### Data entries
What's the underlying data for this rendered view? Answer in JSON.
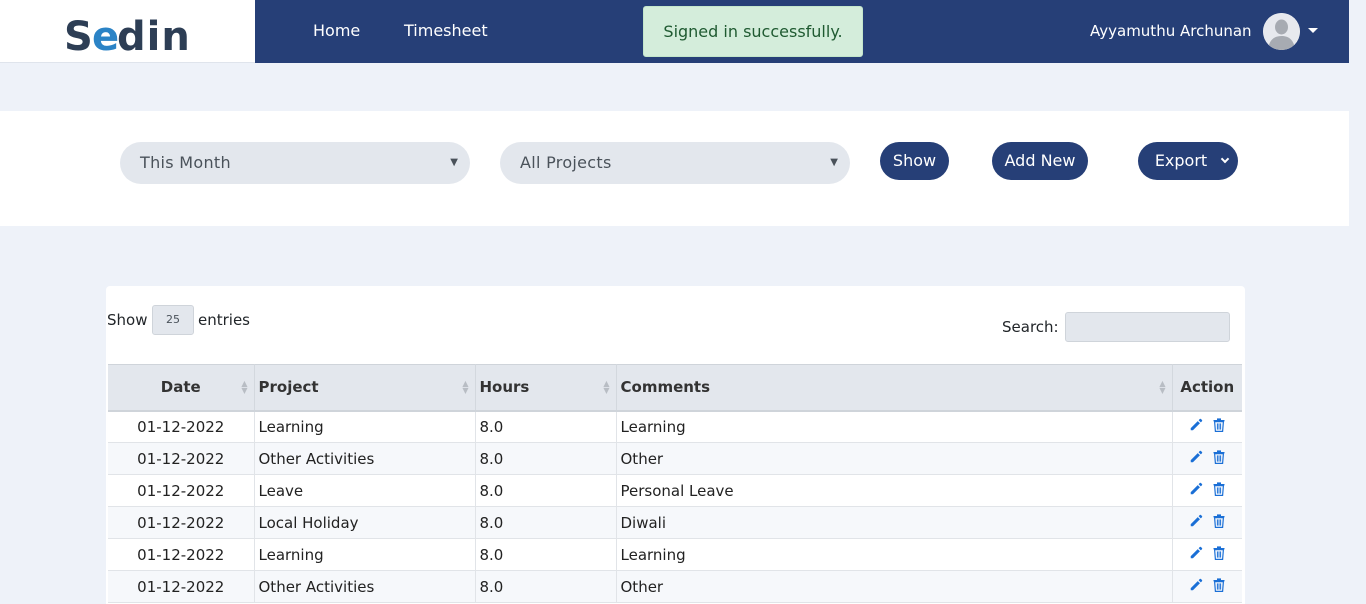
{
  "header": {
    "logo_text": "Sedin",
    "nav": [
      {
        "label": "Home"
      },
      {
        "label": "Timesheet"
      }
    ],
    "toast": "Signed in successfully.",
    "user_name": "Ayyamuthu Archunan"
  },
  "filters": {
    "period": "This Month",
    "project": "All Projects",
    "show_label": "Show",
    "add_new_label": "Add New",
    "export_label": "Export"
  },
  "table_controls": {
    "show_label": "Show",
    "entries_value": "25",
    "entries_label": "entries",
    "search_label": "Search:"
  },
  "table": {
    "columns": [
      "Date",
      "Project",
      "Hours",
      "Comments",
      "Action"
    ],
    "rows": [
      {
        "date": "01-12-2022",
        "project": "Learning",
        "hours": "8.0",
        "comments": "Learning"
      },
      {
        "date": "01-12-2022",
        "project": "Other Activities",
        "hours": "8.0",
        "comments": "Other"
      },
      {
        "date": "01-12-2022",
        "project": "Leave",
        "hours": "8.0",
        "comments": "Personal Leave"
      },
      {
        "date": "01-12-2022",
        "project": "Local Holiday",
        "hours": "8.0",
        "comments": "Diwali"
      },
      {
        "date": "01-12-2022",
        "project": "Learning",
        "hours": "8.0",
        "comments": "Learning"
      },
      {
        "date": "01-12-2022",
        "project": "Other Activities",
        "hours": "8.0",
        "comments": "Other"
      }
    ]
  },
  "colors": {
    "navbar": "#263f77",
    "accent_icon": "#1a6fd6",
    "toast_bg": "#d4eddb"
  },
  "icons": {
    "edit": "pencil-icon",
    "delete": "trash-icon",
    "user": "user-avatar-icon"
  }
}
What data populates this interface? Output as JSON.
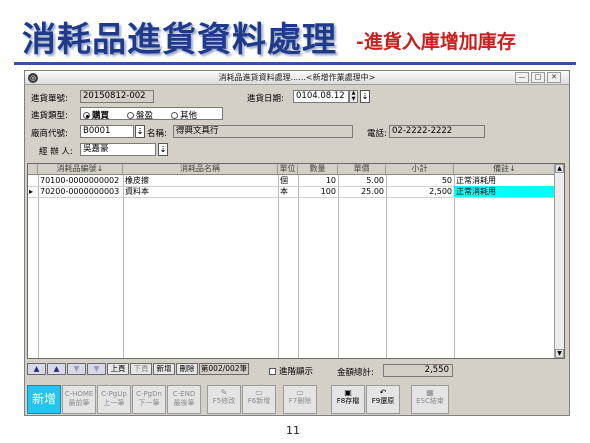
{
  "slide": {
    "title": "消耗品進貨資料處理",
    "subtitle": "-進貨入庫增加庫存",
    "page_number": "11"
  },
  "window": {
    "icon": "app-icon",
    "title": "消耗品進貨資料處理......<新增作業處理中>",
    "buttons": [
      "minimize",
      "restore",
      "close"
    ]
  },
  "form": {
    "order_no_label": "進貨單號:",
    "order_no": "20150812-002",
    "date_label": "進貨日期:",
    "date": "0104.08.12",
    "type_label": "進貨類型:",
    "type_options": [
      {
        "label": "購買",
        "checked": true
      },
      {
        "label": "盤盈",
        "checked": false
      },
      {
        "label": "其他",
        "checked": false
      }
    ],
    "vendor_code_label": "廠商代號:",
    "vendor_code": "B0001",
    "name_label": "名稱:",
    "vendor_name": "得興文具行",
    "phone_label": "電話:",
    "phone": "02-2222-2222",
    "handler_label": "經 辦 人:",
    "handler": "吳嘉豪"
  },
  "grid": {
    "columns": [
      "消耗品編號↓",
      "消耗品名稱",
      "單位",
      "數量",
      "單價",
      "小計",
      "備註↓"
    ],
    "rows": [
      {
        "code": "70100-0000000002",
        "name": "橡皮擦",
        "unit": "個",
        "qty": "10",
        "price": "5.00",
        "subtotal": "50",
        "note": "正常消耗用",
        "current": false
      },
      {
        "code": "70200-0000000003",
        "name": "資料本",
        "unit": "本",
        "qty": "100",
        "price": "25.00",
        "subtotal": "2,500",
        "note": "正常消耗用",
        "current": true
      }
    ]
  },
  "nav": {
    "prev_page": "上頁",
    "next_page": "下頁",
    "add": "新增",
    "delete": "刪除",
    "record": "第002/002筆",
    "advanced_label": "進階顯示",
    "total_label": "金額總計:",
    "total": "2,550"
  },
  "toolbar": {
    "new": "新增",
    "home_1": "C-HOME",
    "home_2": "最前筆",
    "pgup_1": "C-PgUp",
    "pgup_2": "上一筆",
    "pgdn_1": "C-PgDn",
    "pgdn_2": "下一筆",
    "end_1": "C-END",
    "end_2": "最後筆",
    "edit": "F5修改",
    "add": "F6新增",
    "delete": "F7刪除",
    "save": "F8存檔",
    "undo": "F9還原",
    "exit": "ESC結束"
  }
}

### Work to complete
Leave the pictures out and copy the rest of the data exactly.

### Task solution
What's the underlying data for this rendered view? Answer in JSON.
{
  "header": {
    "logo_text": "Sedin",
    "nav": [
      {
        "label": "Home"
      },
      {
        "label": "Timesheet"
      }
    ],
    "toast": "Signed in successfully.",
    "user_name": "Ayyamuthu Archunan"
  },
  "filters": {
    "period": "This Month",
    "project": "All Projects",
    "show_label": "Show",
    "add_new_label": "Add New",
    "export_label": "Export"
  },
  "table_controls": {
    "show_label": "Show",
    "entries_value": "25",
    "entries_label": "entries",
    "search_label": "Search:"
  },
  "table": {
    "columns": [
      "Date",
      "Project",
      "Hours",
      "Comments",
      "Action"
    ],
    "rows": [
      {
        "date": "01-12-2022",
        "project": "Learning",
        "hours": "8.0",
        "comments": "Learning"
      },
      {
        "date": "01-12-2022",
        "project": "Other Activities",
        "hours": "8.0",
        "comments": "Other"
      },
      {
        "date": "01-12-2022",
        "project": "Leave",
        "hours": "8.0",
        "comments": "Personal Leave"
      },
      {
        "date": "01-12-2022",
        "project": "Local Holiday",
        "hours": "8.0",
        "comments": "Diwali"
      },
      {
        "date": "01-12-2022",
        "project": "Learning",
        "hours": "8.0",
        "comments": "Learning"
      },
      {
        "date": "01-12-2022",
        "project": "Other Activities",
        "hours": "8.0",
        "comments": "Other"
      }
    ]
  },
  "colors": {
    "navbar": "#263f77",
    "accent_icon": "#1a6fd6",
    "toast_bg": "#d4eddb"
  },
  "icons": {
    "edit": "pencil-icon",
    "delete": "trash-icon",
    "user": "user-avatar-icon"
  }
}
What data populates this interface? Output as JSON.
{
  "slide": {
    "title": "消耗品進貨資料處理",
    "subtitle": "-進貨入庫增加庫存",
    "page_number": "11"
  },
  "window": {
    "icon": "app-icon",
    "title": "消耗品進貨資料處理......<新增作業處理中>",
    "buttons": [
      "minimize",
      "restore",
      "close"
    ]
  },
  "form": {
    "order_no_label": "進貨單號:",
    "order_no": "20150812-002",
    "date_label": "進貨日期:",
    "date": "0104.08.12",
    "type_label": "進貨類型:",
    "type_options": [
      {
        "label": "購買",
        "checked": true
      },
      {
        "label": "盤盈",
        "checked": false
      },
      {
        "label": "其他",
        "checked": false
      }
    ],
    "vendor_code_label": "廠商代號:",
    "vendor_code": "B0001",
    "name_label": "名稱:",
    "vendor_name": "得興文具行",
    "phone_label": "電話:",
    "phone": "02-2222-2222",
    "handler_label": "經 辦 人:",
    "handler": "吳嘉豪"
  },
  "grid": {
    "columns": [
      "消耗品編號↓",
      "消耗品名稱",
      "單位",
      "數量",
      "單價",
      "小計",
      "備註↓"
    ],
    "rows": [
      {
        "code": "70100-0000000002",
        "name": "橡皮擦",
        "unit": "個",
        "qty": "10",
        "price": "5.00",
        "subtotal": "50",
        "note": "正常消耗用",
        "current": false
      },
      {
        "code": "70200-0000000003",
        "name": "資料本",
        "unit": "本",
        "qty": "100",
        "price": "25.00",
        "subtotal": "2,500",
        "note": "正常消耗用",
        "current": true
      }
    ]
  },
  "nav": {
    "prev_page": "上頁",
    "next_page": "下頁",
    "add": "新增",
    "delete": "刪除",
    "record": "第002/002筆",
    "advanced_label": "進階顯示",
    "total_label": "金額總計:",
    "total": "2,550"
  },
  "toolbar": {
    "new": "新增",
    "home_1": "C-HOME",
    "home_2": "最前筆",
    "pgup_1": "C-PgUp",
    "pgup_2": "上一筆",
    "pgdn_1": "C-PgDn",
    "pgdn_2": "下一筆",
    "end_1": "C-END",
    "end_2": "最後筆",
    "edit": "F5修改",
    "add": "F6新增",
    "delete": "F7刪除",
    "save": "F8存檔",
    "undo": "F9還原",
    "exit": "ESC結束"
  }
}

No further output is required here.